■ **Instruction**
Reproduce the listing that follows with no differences at all.

■ **Dataset records**
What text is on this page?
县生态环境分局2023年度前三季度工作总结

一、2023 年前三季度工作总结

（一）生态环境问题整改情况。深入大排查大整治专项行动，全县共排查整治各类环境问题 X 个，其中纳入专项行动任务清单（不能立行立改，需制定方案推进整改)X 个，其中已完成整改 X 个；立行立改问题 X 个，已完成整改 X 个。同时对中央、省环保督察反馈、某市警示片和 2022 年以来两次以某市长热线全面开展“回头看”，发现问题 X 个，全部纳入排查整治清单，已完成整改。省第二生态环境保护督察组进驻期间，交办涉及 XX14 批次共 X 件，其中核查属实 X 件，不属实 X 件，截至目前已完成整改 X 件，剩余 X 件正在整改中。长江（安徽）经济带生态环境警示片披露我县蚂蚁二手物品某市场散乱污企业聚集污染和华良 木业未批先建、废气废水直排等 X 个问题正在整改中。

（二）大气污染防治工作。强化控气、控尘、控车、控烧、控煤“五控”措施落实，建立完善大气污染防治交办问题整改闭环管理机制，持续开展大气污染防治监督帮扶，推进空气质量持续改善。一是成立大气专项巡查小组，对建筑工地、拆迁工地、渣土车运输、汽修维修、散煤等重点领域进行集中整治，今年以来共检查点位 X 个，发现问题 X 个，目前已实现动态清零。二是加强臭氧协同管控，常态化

■ **Written response**
What text is on this page?
县生态环境分局2023年度前三季度工作总结

一、2023 年前三季度工作总结

（一）生态环境问题整改情况。深入大排查大整治专项行动，全县共排查整治各类环境问题 X 个，其中纳入专项行动任务清单（不能立行立改，需制定方案推进整改)X 个，其中已完成整改 X 个；立行立改问题 X 个，已完成整改 X 个。同时对中央、省环保督察反馈、某市警示片和 2022 年以来两次以某市长热线全面开展“回头看”，发现问题 X 个，全部纳入排查整治清单，已完成整改。省第二生态环境保护督察组进驻期间，交办涉及 XX14 批次共 X 件，其中核查属实 X 件，不属实 X 件，截至目前已完成整改 X 件，剩余 X 件正在整改中。长江（安徽）经济带生态环境警示片披露我县蚂蚁二手物品某市场散乱污企业聚集污染和华良 木业未批先建、废气废水直排等 X 个问题正在整改中。

（二）大气污染防治工作。强化控气、控尘、控车、控烧、控煤“五控”措施落实，建立完善大气污染防治交办问题整改闭环管理机制，持续开展大气污染防治监督帮扶，推进空气质量持续改善。一是成立大气专项巡查小组，对建筑工地、拆迁工地、渣土车运输、汽修维修、散煤等重点领域进行集中整治，今年以来共检查点位 X 个，发现问题 X 个，目前已实现动态清零。二是加强臭氧协同管控，常态化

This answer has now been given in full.